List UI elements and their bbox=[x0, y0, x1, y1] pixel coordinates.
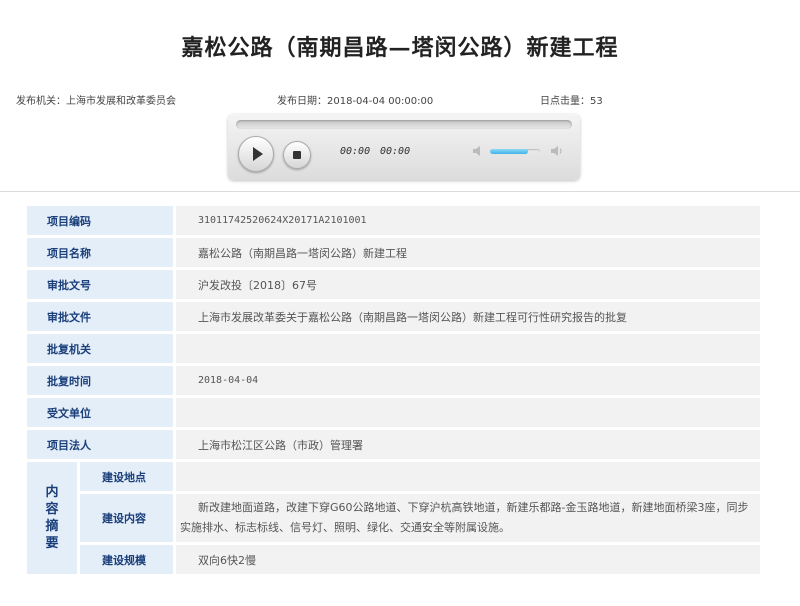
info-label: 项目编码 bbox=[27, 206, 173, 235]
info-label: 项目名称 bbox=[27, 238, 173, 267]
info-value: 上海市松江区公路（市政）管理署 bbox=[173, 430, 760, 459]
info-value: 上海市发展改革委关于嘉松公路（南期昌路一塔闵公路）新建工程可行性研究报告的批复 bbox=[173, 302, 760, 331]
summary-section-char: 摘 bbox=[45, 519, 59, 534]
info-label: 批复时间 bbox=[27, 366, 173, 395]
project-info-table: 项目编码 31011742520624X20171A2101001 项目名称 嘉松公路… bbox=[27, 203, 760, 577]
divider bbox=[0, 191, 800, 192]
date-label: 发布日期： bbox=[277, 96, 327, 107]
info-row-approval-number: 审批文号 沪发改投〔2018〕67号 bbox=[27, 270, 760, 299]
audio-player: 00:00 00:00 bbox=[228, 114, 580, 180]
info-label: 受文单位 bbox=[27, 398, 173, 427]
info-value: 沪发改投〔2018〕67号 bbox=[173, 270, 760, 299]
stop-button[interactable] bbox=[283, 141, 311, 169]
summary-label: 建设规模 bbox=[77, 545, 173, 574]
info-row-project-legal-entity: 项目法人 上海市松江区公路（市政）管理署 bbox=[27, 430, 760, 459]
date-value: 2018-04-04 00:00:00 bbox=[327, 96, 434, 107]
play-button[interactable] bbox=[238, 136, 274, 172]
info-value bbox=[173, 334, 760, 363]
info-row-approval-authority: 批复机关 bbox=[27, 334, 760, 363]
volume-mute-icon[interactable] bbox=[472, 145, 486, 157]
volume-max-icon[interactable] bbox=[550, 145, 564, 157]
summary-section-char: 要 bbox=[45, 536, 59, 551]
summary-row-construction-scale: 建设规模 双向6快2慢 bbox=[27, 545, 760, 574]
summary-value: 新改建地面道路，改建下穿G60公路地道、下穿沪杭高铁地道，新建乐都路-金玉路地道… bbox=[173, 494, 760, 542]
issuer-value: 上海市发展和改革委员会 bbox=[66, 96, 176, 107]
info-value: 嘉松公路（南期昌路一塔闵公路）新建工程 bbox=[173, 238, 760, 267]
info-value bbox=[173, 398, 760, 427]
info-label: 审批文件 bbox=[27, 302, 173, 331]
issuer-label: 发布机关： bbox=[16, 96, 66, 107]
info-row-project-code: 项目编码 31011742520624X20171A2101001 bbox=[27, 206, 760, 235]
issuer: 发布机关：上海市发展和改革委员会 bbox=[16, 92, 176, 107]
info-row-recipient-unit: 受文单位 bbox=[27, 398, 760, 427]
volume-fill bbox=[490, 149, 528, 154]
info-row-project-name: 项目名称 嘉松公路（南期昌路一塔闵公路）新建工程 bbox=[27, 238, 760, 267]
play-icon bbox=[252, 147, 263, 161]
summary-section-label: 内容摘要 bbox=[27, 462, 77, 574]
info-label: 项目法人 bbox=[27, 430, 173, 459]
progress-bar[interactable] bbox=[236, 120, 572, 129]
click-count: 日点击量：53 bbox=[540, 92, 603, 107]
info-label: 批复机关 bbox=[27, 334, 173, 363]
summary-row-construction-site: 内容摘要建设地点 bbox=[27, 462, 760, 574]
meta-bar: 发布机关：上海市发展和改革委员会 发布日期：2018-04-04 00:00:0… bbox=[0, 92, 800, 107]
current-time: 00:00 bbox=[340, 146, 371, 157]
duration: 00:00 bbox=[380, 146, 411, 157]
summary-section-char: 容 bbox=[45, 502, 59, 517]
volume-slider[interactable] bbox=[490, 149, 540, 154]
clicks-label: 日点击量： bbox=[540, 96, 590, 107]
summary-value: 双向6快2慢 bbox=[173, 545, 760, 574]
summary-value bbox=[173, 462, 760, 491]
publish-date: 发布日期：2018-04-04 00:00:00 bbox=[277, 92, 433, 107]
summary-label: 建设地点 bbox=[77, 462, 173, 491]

·····

* _Task prompt_
Can you copy the listing above line for line, with no changes, but without the picture?

* _Final result_
List UI elements and their bbox=[x0, y0, x1, y1] pixel coordinates.
info-label: 项目编码 bbox=[27, 206, 173, 235]
info-label: 项目名称 bbox=[27, 238, 173, 267]
info-value: 上海市松江区公路（市政）管理署 bbox=[173, 430, 760, 459]
info-value: 上海市发展改革委关于嘉松公路（南期昌路一塔闵公路）新建工程可行性研究报告的批复 bbox=[173, 302, 760, 331]
summary-section-char: 摘 bbox=[45, 519, 59, 534]
info-label: 批复时间 bbox=[27, 366, 173, 395]
project-info-table: 项目编码 31011742520624X20171A2101001 项目名称 嘉松公路… bbox=[27, 203, 760, 577]
divider bbox=[0, 191, 800, 192]
date-label: 发布日期： bbox=[277, 96, 327, 107]
info-row-approval-number: 审批文号 沪发改投〔2018〕67号 bbox=[27, 270, 760, 299]
audio-player: 00:00 00:00 bbox=[228, 114, 580, 180]
info-label: 受文单位 bbox=[27, 398, 173, 427]
info-value: 沪发改投〔2018〕67号 bbox=[173, 270, 760, 299]
stop-button[interactable] bbox=[283, 141, 311, 169]
summary-label: 建设规模 bbox=[77, 545, 173, 574]
info-row-project-legal-entity: 项目法人 上海市松江区公路（市政）管理署 bbox=[27, 430, 760, 459]
date-value: 2018-04-04 00:00:00 bbox=[327, 96, 434, 107]
play-button[interactable] bbox=[238, 136, 274, 172]
info-value bbox=[173, 334, 760, 363]
info-row-approval-authority: 批复机关 bbox=[27, 334, 760, 363]
volume-mute-icon[interactable] bbox=[472, 145, 486, 157]
volume-max-icon[interactable] bbox=[550, 145, 564, 157]
summary-section-char: 要 bbox=[45, 536, 59, 551]
summary-row-construction-scale: 建设规模 双向6快2慢 bbox=[27, 545, 760, 574]
summary-value: 新改建地面道路，改建下穿G60公路地道、下穿沪杭高铁地道，新建乐都路-金玉路地道… bbox=[173, 494, 760, 542]
issuer-value: 上海市发展和改革委员会 bbox=[66, 96, 176, 107]
info-value: 嘉松公路（南期昌路一塔闵公路）新建工程 bbox=[173, 238, 760, 267]
info-value bbox=[173, 398, 760, 427]
info-label: 审批文件 bbox=[27, 302, 173, 331]
issuer-label: 发布机关： bbox=[16, 96, 66, 107]
info-row-project-code: 项目编码 31011742520624X20171A2101001 bbox=[27, 206, 760, 235]
issuer: 发布机关：上海市发展和改革委员会 bbox=[16, 92, 176, 107]
info-row-recipient-unit: 受文单位 bbox=[27, 398, 760, 427]
volume-fill bbox=[490, 149, 528, 154]
info-row-project-name: 项目名称 嘉松公路（南期昌路一塔闵公路）新建工程 bbox=[27, 238, 760, 267]
play-icon bbox=[252, 147, 263, 161]
summary-section-label: 内容摘要 bbox=[27, 462, 77, 574]
info-label: 项目法人 bbox=[27, 430, 173, 459]
progress-bar[interactable] bbox=[236, 120, 572, 129]
click-count: 日点击量：53 bbox=[540, 92, 603, 107]
info-label: 批复机关 bbox=[27, 334, 173, 363]
summary-row-construction-site: 内容摘要建设地点 bbox=[27, 462, 760, 574]
meta-bar: 发布机关：上海市发展和改革委员会 发布日期：2018-04-04 00:00:0… bbox=[0, 92, 800, 107]
current-time: 00:00 bbox=[340, 146, 371, 157]
duration: 00:00 bbox=[380, 146, 411, 157]
summary-section-char: 容 bbox=[45, 502, 59, 517]
volume-slider[interactable] bbox=[490, 149, 540, 154]
clicks-label: 日点击量： bbox=[540, 96, 590, 107]
summary-value: 双向6快2慢 bbox=[173, 545, 760, 574]
summary-value bbox=[173, 462, 760, 491]
publish-date: 发布日期：2018-04-04 00:00:00 bbox=[277, 92, 433, 107]
summary-label: 建设地点 bbox=[77, 462, 173, 491]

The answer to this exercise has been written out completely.